→ **Required work**:
Could you lay out the stretch of lines in the records below, from the one containing "- candle-body: [684, 463, 692, 490]" through the one containing "- indicator-tab[interactable]: MACD: [170, 938, 221, 956]", as a JSON list of strings with one string per line and blank lines omitted?

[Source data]
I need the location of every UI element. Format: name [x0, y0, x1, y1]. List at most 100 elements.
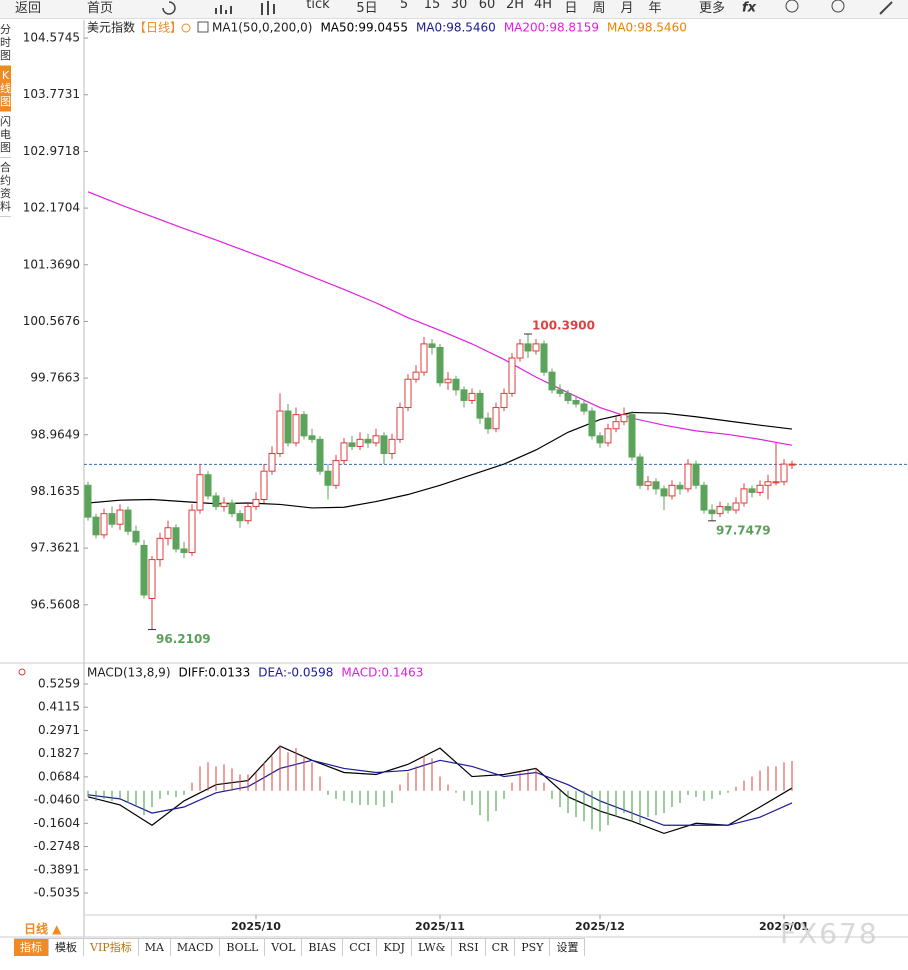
- candle-body: [684, 463, 692, 490]
- candle-body: [396, 407, 404, 440]
- y-tick-label: 103.7731: [23, 87, 80, 101]
- candle-body: [660, 488, 668, 497]
- candle-body: [428, 343, 436, 348]
- indicator-tab[interactable]: BIAS: [302, 938, 344, 956]
- indicator-tab[interactable]: KDJ: [377, 938, 412, 956]
- toolbar-button[interactable]: 30: [450, 0, 468, 12]
- y-tick-label: 98.1635: [30, 484, 80, 498]
- candle-body: [196, 474, 204, 511]
- candle-body: [228, 502, 236, 515]
- line-series: [87, 745, 793, 835]
- toolbar-button[interactable]: 4H: [533, 0, 553, 12]
- indicator-tab[interactable]: CR: [485, 938, 516, 956]
- toolbar-button[interactable]: 月: [620, 1, 634, 16]
- side-tab[interactable]: 合约资料: [0, 158, 11, 217]
- candle-body: [332, 460, 340, 486]
- indicator-tab[interactable]: RSI: [452, 938, 486, 956]
- toolbar: fx 返回 首页 tick 5日 5 15 30 60 2H 4H 日周月年 更多: [0, 0, 908, 19]
- line-series: [87, 759, 793, 826]
- toolbar-button[interactable]: 首页: [86, 1, 114, 16]
- toolbar-button[interactable]: 返回: [14, 1, 42, 16]
- x-tick-label: 2026/01: [759, 920, 809, 933]
- candle-body: [772, 481, 780, 484]
- settings-icon[interactable]: [18, 668, 26, 676]
- candle-body: [668, 484, 676, 497]
- candle-body: [516, 343, 524, 359]
- toolbar-icons: fx: [162, 0, 893, 16]
- side-tab[interactable]: 分时图: [0, 20, 11, 66]
- candle-body: [84, 484, 92, 518]
- candle-icon[interactable]: [261, 1, 275, 15]
- candle-body: [724, 506, 732, 511]
- candle-body: [756, 484, 764, 493]
- indicator-tab[interactable]: MA: [138, 938, 171, 956]
- toolbar-button[interactable]: 60: [478, 0, 496, 12]
- candle-body: [108, 513, 116, 525]
- candle-body: [524, 343, 532, 352]
- indicator-tab[interactable]: 模板: [49, 938, 84, 956]
- indicator-tab[interactable]: PSY: [515, 938, 551, 956]
- y-tick-label: 0.1827: [38, 746, 80, 760]
- add-icon[interactable]: [181, 23, 191, 33]
- indicator-tab[interactable]: MACD: [170, 938, 221, 956]
- candle-body: [700, 484, 708, 511]
- candle-body: [636, 456, 644, 486]
- y-tick-label: 96.5608: [30, 597, 80, 611]
- toolbar-button[interactable]: tick: [306, 0, 330, 12]
- candle-body: [308, 435, 316, 440]
- candle-body: [476, 392, 484, 419]
- candle-body: [220, 502, 228, 508]
- toolbar-button[interactable]: 5: [399, 0, 409, 12]
- toolbar-button[interactable]: 年: [648, 1, 662, 16]
- candle-body: [604, 428, 612, 444]
- side-tab[interactable]: K线图: [0, 66, 11, 112]
- toolbar-button[interactable]: 5日: [356, 1, 378, 16]
- line-series: [87, 411, 793, 509]
- toolbar-button[interactable]: 周: [592, 1, 606, 16]
- indicator-tab[interactable]: 指标: [14, 938, 49, 956]
- candle-body: [92, 516, 100, 536]
- candle-body: [644, 481, 652, 486]
- candle-body: [132, 530, 140, 543]
- indicator-tab[interactable]: CCI: [343, 938, 378, 956]
- candle-body: [260, 470, 268, 500]
- y-tick-label: 98.9649: [30, 427, 80, 441]
- candle-body: [284, 410, 292, 444]
- indicator-tabs: 指标 模板 VIP指标 MA MACD BOLL VOL BIAS CCI KDJ LW& RSI CR…: [14, 938, 586, 956]
- draw-icon[interactable]: [879, 1, 893, 15]
- candle-body: [612, 421, 620, 430]
- indicator-tab[interactable]: VIP指标: [84, 938, 139, 956]
- indicator-tab[interactable]: BOLL: [220, 938, 266, 956]
- candle-body: [620, 414, 628, 423]
- y-tick-label: 102.1704: [23, 201, 80, 215]
- y-tick-label: 0.2971: [38, 723, 80, 737]
- candle-body: [412, 371, 420, 380]
- fx-icon[interactable]: fx: [742, 1, 757, 16]
- side-tab[interactable]: 闪电图: [0, 112, 11, 158]
- period-selector[interactable]: 日线 ▲: [24, 922, 62, 936]
- candle-body: [116, 509, 124, 525]
- zoom-out-icon[interactable]: [785, 0, 799, 13]
- toolbar-button[interactable]: 2H: [505, 0, 525, 12]
- indicator-tab[interactable]: 设置: [550, 938, 586, 956]
- candle-body: [404, 378, 412, 409]
- candle-body: [204, 474, 212, 497]
- toolbar-button[interactable]: 15: [423, 0, 441, 12]
- candle-body: [212, 495, 220, 508]
- candle-body: [356, 438, 364, 447]
- candle-body: [300, 414, 308, 437]
- toolbar-button[interactable]: 更多: [698, 1, 726, 16]
- indicator-tab[interactable]: VOL: [265, 938, 303, 956]
- indicator-tab[interactable]: LW&: [411, 938, 453, 956]
- indicator-icon[interactable]: [197, 21, 209, 33]
- candle-body: [548, 371, 556, 391]
- zoom-in-icon[interactable]: [831, 0, 845, 13]
- candle-body: [276, 410, 284, 455]
- toolbar-button[interactable]: 日: [564, 1, 578, 16]
- refresh-icon[interactable]: [162, 1, 176, 15]
- extreme-label: 96.2109: [156, 632, 211, 646]
- bars-icon[interactable]: [215, 5, 232, 14]
- candle-body: [172, 527, 180, 550]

→ **Task result**:
[
  "- candle-body: [684, 463, 692, 490]",
  "- candle-body: [396, 407, 404, 440]",
  "- y-tick-label: 103.7731: [23, 87, 80, 101]",
  "- candle-body: [660, 488, 668, 497]",
  "- candle-body: [428, 343, 436, 348]",
  "- indicator-tab[interactable]: BIAS: [302, 938, 344, 956]",
  "- indicator-tab[interactable]: KDJ: [377, 938, 412, 956]",
  "- toolbar-button[interactable]: 30: [450, 0, 468, 12]",
  "- y-tick-label: 98.1635: [30, 484, 80, 498]",
  "- candle-body: [196, 474, 204, 511]",
  "- candle-body: [228, 502, 236, 515]",
  "- line-series: [87, 745, 793, 835]",
  "- toolbar-button[interactable]: 4H: [533, 0, 553, 12]",
  "- indicator-tab[interactable]: CR: [485, 938, 516, 956]",
  "- toolbar-button[interactable]: 月: [620, 1, 634, 16]",
  "- side-tab[interactable]: 合约资料: [0, 158, 11, 217]",
  "- candle-body: [332, 460, 340, 486]",
  "- indicator-tab[interactable]: RSI: [452, 938, 486, 956]",
  "- toolbar: fx 返回 首页 tick 5日 5 15 30 60 2H 4H 日周月年 更多: [0, 0, 908, 19]",
  "- line-series: [87, 759, 793, 826]",
  "- toolbar-button[interactable]: 首页: [86, 1, 114, 16]",
  "- toolbar-button[interactable]: 返回: [14, 1, 42, 16]",
  "- x-tick-label: 2026/01: [759, 920, 809, 933]",
  "- candle-body: [772, 481, 780, 484]",
  "- settings-icon[interactable]: [18, 668, 26, 676]",
  "- candle-body: [668, 484, 676, 497]",
  "- candle-body: [516, 343, 524, 359]",
  "- toolbar-icons: fx: [162, 0, 893, 16]",
  "- side-tab[interactable]: 分时图: [0, 20, 11, 66]",
  "- candle-body: [84, 484, 92, 518]",
  "- candle-icon[interactable]: [261, 1, 275, 15]",
  "- candle-body: [724, 506, 732, 511]",
  "- candle-body: [756, 484, 764, 493]",
  "- indicator-tab[interactable]: MA: [138, 938, 171, 956]",
  "- toolbar-button[interactable]: 60: [478, 0, 496, 12]",
  "- candle-body: [108, 513, 116, 525]",
  "- candle-body: [524, 343, 532, 352]",
  "- indicator-tab[interactable]: 模板: [49, 938, 84, 956]",
  "- indicator-tab[interactable]: PSY: [515, 938, 551, 956]",
  "- y-tick-label: 0.1827: [38, 746, 80, 760]",
  "- add-icon[interactable]: [181, 23, 191, 33]",
  "- indicator-tab[interactable]: MACD: [170, 938, 221, 956]"
]